Do this:
Look for the string "Private" and copy every line that has it.

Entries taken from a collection
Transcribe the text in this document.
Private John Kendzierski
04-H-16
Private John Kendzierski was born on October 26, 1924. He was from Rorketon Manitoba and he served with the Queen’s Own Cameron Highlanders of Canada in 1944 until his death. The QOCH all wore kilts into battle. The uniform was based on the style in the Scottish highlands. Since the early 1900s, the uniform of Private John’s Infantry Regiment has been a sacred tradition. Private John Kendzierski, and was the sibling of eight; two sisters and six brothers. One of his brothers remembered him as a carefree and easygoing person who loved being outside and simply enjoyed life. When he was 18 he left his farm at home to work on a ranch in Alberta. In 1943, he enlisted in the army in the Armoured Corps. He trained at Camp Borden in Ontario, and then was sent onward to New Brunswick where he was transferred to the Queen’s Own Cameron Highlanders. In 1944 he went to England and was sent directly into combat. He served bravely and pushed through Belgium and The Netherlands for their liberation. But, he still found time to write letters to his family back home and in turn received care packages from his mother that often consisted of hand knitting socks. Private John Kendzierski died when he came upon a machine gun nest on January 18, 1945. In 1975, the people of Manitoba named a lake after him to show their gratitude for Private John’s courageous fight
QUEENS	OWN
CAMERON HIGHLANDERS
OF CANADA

Response to the exercise:
Private John Kendzierski
Private John Kendzierski was born on October 26, 1924. He was from Rorketon Manitoba and he served with the Queen’s Own Cameron Highlanders of Canada in 1944 until his death. The QOCH all wore kilts into battle. The uniform was based on the style in the Scottish highlands. Since the early 1900s, the uniform of Private John’s Infantry Regiment has been a sacred tradition. Private John Kendzierski, and was the sibling of eight; two sisters and six brothers. One of his brothers remembered him as a carefree and easygoing person who loved being outside and simply enjoyed life. When he was 18 he left his farm at home to work on a ranch in Alberta. In 1943, he enlisted in the army in the Armoured Corps. He trained at Camp Borden in Ontario, and then was sent onward to New Brunswick where he was transferred to the Queen’s Own Cameron Highlanders. In 1944 he went to England and was sent directly into combat. He served bravely and pushed through Belgium and The Netherlands for their liberation. But, he still found time to write letters to his family back home and in turn received care packages from his mother that often consisted of hand knitting socks. Private John Kendzierski died when he came upon a machine gun nest on January 18, 1945. In 1975, the people of Manitoba named a lake after him to show their gratitude for Private John’s courageous fight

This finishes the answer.